Given problem: Rewrite the material starting at the line containing "Give bounding boxes" and ending at the line containing "send-test-button[interactable]: Send Test", swapping "Active" for "Enabled" and changing nothing else. Leave the pictures out of your answer.

Data for this task:

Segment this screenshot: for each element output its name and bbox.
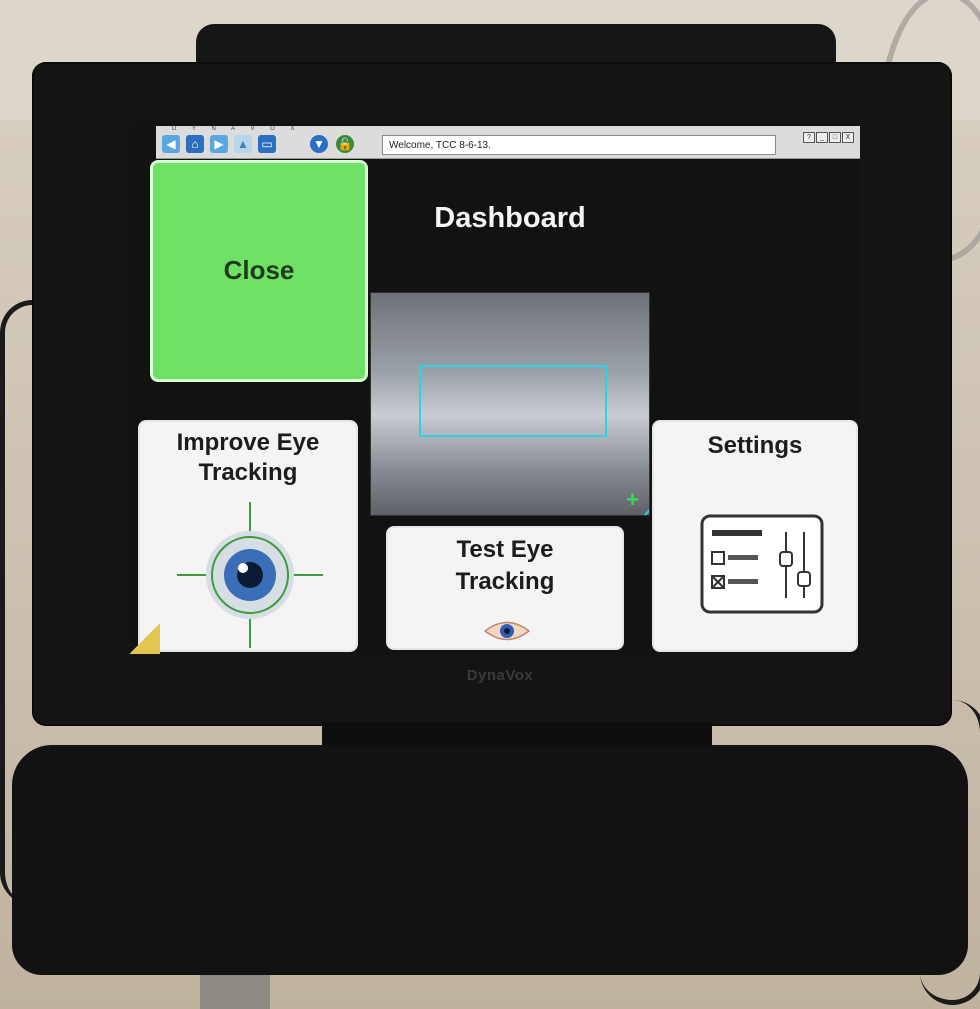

* * *

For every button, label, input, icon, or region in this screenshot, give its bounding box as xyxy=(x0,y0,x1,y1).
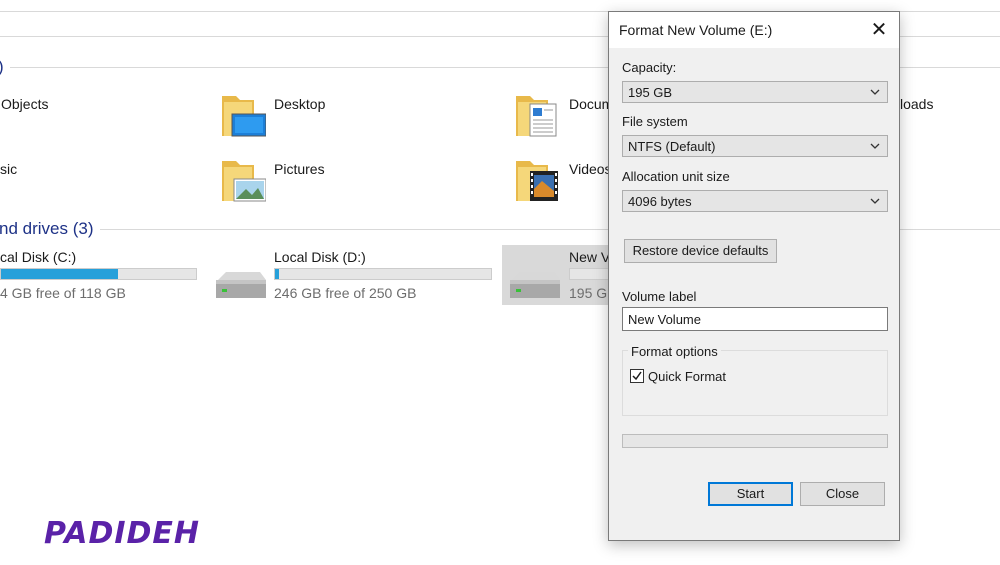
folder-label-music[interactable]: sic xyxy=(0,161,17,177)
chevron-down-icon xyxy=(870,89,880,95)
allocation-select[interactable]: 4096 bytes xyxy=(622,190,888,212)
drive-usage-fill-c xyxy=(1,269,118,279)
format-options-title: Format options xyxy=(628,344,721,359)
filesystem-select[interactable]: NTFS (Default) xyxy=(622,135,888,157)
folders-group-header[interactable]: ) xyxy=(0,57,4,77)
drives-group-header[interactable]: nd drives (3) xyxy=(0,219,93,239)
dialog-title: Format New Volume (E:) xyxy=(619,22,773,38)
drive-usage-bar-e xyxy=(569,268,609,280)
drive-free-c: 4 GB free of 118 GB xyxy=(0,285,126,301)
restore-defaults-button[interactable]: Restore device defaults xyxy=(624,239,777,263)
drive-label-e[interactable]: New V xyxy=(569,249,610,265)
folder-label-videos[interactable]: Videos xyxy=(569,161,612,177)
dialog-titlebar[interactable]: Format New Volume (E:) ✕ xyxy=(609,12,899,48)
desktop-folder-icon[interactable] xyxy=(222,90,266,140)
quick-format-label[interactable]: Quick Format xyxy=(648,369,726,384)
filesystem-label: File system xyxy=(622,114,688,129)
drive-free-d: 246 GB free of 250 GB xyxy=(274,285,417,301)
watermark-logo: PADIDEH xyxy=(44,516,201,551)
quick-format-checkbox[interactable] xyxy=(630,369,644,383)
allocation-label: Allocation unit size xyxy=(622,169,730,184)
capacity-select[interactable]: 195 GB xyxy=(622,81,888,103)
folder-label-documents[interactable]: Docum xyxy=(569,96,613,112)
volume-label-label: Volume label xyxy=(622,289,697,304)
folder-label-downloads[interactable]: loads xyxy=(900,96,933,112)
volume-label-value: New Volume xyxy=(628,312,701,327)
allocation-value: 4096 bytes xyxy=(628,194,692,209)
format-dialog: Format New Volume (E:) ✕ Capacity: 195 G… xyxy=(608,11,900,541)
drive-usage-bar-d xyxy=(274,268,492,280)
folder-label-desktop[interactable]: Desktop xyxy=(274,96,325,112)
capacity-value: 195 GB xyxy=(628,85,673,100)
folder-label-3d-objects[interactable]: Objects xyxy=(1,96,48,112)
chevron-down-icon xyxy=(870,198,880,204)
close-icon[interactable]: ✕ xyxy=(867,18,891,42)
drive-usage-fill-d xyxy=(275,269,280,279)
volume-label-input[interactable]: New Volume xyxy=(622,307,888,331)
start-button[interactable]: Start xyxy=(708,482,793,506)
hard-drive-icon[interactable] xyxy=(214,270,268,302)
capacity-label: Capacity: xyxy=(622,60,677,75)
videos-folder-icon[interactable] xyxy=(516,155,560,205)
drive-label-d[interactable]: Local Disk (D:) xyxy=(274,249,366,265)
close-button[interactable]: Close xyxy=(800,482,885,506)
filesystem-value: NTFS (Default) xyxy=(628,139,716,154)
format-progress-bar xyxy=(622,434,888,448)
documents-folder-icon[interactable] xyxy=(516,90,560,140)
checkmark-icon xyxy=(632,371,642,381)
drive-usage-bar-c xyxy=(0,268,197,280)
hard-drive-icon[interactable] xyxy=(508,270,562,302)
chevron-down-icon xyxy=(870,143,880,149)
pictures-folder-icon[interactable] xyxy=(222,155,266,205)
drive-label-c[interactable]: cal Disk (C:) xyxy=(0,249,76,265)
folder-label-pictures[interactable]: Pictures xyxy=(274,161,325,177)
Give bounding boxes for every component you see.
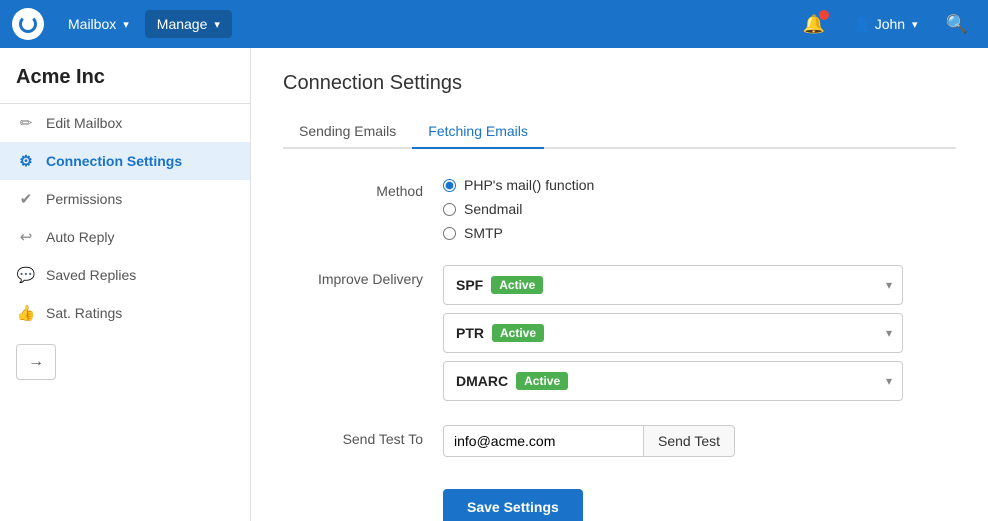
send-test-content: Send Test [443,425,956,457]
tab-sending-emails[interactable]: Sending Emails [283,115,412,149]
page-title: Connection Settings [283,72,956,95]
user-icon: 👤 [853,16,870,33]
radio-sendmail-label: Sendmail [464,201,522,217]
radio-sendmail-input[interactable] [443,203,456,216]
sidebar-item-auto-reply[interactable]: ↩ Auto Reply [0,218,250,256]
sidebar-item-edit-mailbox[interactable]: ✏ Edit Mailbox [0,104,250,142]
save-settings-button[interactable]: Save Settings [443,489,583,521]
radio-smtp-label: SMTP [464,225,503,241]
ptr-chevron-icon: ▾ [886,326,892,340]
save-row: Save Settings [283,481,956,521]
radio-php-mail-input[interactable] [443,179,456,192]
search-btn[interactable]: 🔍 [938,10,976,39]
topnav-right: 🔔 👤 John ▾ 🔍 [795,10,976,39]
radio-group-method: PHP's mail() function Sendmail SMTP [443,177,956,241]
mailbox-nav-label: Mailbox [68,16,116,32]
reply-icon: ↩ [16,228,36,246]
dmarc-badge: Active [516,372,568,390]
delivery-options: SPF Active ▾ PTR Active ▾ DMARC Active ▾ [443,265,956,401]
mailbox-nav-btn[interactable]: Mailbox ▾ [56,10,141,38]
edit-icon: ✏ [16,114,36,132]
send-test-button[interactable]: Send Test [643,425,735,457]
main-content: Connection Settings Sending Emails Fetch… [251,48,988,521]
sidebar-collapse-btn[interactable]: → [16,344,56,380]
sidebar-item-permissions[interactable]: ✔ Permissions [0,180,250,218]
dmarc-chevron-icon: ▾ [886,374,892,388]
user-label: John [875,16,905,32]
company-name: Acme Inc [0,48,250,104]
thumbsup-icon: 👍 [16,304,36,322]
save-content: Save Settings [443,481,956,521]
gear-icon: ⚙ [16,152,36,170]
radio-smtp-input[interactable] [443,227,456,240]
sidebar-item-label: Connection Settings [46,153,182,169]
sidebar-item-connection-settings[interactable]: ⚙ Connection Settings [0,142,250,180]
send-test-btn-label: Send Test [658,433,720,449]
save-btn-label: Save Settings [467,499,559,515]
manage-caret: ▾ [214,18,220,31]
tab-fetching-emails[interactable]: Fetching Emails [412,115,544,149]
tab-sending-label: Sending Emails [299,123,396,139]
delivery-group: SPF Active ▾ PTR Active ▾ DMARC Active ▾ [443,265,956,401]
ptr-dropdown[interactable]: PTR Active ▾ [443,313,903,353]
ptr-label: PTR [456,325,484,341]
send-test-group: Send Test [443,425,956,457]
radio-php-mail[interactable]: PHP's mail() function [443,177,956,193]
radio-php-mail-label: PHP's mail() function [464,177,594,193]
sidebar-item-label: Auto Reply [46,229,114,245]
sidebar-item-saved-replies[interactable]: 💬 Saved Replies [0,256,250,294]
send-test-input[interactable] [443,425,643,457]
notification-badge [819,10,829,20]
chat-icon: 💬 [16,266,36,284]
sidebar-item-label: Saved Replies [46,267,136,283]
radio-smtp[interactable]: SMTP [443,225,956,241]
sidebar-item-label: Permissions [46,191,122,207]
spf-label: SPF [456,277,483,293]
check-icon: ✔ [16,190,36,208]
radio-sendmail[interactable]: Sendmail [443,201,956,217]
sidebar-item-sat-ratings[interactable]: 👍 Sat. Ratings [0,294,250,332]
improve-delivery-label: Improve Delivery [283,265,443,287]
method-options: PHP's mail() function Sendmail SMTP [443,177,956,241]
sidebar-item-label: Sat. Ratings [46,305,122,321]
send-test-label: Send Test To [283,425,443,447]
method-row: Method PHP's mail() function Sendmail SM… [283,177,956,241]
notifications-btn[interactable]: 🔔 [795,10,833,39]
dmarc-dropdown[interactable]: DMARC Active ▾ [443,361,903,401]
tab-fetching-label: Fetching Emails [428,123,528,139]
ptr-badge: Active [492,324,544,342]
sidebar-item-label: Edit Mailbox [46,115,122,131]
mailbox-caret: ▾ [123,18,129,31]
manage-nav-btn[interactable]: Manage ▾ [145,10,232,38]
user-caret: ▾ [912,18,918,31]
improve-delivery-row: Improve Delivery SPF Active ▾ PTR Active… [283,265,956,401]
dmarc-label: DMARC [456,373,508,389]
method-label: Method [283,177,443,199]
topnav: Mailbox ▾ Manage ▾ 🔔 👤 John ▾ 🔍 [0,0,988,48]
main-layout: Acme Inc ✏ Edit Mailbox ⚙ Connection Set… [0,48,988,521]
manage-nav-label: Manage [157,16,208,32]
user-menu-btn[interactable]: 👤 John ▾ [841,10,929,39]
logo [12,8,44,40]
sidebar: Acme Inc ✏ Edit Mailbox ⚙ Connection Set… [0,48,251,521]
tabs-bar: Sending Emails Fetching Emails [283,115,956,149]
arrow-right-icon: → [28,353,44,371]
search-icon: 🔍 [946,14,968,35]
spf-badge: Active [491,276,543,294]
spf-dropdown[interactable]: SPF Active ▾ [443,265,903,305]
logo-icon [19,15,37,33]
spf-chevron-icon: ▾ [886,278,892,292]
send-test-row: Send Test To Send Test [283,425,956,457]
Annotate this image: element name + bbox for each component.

Answer to this task:
Give bounding boxes for every component you see.
send-test-content: Send Test [443,425,956,457]
tab-sending-emails[interactable]: Sending Emails [283,115,412,149]
page-title: Connection Settings [283,72,956,95]
user-icon: 👤 [853,16,870,33]
radio-sendmail-label: Sendmail [464,201,522,217]
radio-sendmail-input[interactable] [443,203,456,216]
sidebar-item-auto-reply[interactable]: ↩ Auto Reply [0,218,250,256]
sidebar-item-edit-mailbox[interactable]: ✏ Edit Mailbox [0,104,250,142]
save-settings-button[interactable]: Save Settings [443,489,583,521]
radio-smtp-label: SMTP [464,225,503,241]
ptr-chevron-icon: ▾ [886,326,892,340]
save-row: Save Settings [283,481,956,521]
radio-php-mail-input[interactable] [443,179,456,192]
search-btn[interactable]: 🔍 [938,10,976,39]
topnav-right: 🔔 👤 John ▾ 🔍 [795,10,976,39]
radio-group-method: PHP's mail() function Sendmail SMTP [443,177,956,241]
mailbox-nav-label: Mailbox [68,16,116,32]
reply-icon: ↩ [16,228,36,246]
dmarc-badge: Enabled [516,372,568,390]
delivery-options: SPF Enabled ▾ PTR Enabled ▾ DMARC Enabled ▾ [443,265,956,401]
mailbox-nav-btn[interactable]: Mailbox ▾ [56,10,141,38]
edit-icon: ✏ [16,114,36,132]
send-test-button[interactable]: Send Test [643,425,735,457]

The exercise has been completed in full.